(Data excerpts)

◇ ◇ ◇ ◇ ◇

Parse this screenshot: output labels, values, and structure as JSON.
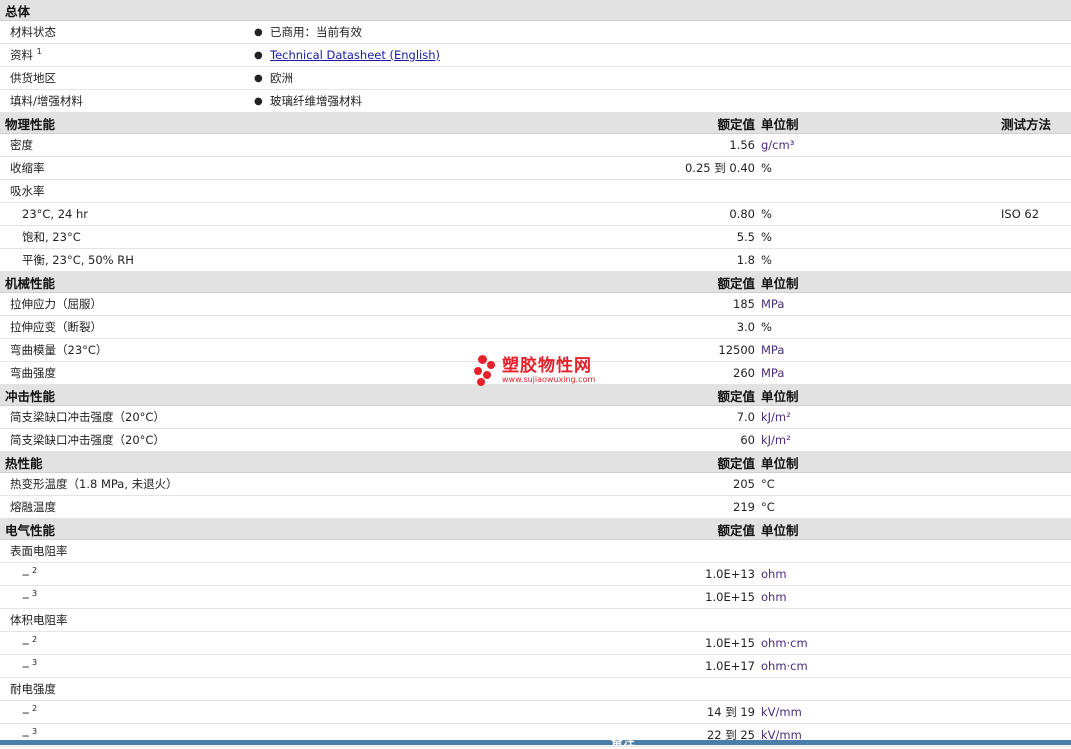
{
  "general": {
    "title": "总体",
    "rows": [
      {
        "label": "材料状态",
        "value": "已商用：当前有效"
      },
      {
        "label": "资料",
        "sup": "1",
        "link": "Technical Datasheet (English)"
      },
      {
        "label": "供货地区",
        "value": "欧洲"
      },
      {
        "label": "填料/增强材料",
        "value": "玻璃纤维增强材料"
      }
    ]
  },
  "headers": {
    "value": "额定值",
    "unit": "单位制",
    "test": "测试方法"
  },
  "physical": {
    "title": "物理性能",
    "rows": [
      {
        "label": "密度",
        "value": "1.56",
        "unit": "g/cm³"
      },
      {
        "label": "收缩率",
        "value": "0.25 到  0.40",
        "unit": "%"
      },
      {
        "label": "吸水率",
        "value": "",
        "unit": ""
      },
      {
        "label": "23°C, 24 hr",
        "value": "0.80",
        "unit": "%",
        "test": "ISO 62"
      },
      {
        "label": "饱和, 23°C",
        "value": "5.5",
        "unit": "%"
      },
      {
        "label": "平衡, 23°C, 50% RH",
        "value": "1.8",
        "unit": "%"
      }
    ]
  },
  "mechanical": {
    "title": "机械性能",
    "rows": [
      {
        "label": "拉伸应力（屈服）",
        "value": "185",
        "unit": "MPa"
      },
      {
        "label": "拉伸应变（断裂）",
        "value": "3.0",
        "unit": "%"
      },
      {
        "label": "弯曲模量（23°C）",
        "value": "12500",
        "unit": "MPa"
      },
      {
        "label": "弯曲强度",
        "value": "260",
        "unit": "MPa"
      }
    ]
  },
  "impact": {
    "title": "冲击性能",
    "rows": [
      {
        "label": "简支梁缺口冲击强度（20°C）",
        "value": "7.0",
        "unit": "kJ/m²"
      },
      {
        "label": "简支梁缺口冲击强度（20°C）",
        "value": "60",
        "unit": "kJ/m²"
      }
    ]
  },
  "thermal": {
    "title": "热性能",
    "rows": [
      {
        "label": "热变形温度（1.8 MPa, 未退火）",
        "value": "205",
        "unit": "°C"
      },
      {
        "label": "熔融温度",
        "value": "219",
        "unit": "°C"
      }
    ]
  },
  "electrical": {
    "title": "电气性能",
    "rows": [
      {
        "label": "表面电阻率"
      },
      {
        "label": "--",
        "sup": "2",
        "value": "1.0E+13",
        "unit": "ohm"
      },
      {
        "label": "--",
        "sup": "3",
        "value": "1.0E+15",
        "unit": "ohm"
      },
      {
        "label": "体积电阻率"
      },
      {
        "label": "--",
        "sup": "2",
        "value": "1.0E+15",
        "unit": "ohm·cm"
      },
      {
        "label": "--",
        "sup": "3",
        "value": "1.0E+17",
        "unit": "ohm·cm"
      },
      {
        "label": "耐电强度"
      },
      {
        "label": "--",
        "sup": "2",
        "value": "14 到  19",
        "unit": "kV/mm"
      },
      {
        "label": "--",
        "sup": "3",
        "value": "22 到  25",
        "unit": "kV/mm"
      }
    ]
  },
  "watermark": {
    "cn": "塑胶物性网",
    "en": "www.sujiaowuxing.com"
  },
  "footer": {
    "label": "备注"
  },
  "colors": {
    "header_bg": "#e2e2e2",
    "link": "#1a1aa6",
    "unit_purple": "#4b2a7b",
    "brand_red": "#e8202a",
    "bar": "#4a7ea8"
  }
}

◇ ◇ ◇ ◇ ◇

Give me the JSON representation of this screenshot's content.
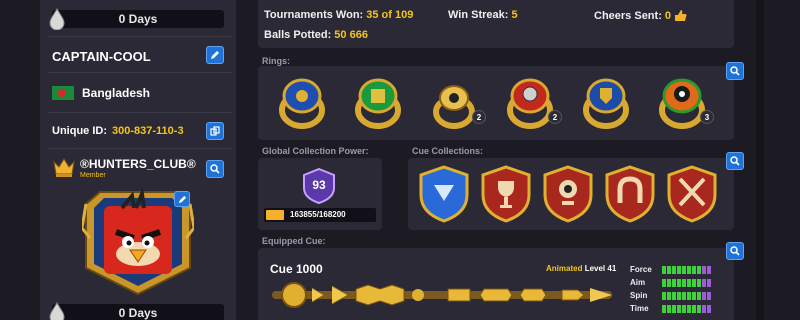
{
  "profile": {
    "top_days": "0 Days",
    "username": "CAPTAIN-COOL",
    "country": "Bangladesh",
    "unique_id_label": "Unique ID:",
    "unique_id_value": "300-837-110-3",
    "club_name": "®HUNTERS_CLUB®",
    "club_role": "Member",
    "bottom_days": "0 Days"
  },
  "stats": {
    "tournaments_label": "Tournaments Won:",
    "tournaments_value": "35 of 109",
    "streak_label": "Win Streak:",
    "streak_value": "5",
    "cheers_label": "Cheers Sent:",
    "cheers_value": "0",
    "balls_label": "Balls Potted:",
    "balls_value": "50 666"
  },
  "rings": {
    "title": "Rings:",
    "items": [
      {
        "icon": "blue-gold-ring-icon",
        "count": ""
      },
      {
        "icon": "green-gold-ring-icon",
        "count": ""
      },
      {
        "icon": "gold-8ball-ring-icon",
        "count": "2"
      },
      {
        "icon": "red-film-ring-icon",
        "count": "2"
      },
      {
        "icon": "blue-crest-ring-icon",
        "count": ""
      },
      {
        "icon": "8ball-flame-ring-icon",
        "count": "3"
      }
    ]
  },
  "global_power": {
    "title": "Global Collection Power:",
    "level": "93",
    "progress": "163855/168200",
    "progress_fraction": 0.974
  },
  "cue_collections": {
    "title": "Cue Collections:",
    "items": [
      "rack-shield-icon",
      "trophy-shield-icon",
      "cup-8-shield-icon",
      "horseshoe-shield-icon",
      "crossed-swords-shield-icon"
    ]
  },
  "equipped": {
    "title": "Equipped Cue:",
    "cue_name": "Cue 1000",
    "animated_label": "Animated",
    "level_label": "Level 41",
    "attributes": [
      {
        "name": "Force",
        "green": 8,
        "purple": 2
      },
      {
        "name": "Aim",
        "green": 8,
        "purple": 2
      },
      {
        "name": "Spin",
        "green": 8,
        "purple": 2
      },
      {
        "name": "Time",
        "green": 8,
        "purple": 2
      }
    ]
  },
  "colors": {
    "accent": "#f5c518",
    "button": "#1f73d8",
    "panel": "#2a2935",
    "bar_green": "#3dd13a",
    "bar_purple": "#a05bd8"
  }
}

◇ ◇ ◇ ◇ ◇

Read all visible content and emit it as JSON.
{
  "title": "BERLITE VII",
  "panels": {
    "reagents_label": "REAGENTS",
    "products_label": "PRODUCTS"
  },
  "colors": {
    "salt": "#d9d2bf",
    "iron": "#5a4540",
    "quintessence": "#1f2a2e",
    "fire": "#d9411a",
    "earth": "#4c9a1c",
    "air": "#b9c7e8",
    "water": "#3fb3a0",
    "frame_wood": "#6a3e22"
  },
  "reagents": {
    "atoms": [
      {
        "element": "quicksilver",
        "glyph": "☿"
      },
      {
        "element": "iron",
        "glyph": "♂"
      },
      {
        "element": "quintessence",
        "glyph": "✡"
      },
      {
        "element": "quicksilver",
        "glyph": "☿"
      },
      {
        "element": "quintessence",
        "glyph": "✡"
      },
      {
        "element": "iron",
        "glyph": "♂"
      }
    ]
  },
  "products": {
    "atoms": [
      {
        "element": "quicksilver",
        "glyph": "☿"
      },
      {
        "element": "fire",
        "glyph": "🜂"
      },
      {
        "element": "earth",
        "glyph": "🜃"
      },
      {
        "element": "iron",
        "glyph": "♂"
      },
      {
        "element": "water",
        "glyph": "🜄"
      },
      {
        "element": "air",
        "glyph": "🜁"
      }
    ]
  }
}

◇ ◇ ◇ ◇ ◇

**EXERCISE DESCRIPTION:**
Check each line of the records for the string "gold" and state how many lines contain it. Give only the number.

**CORRECT RESULT:**
3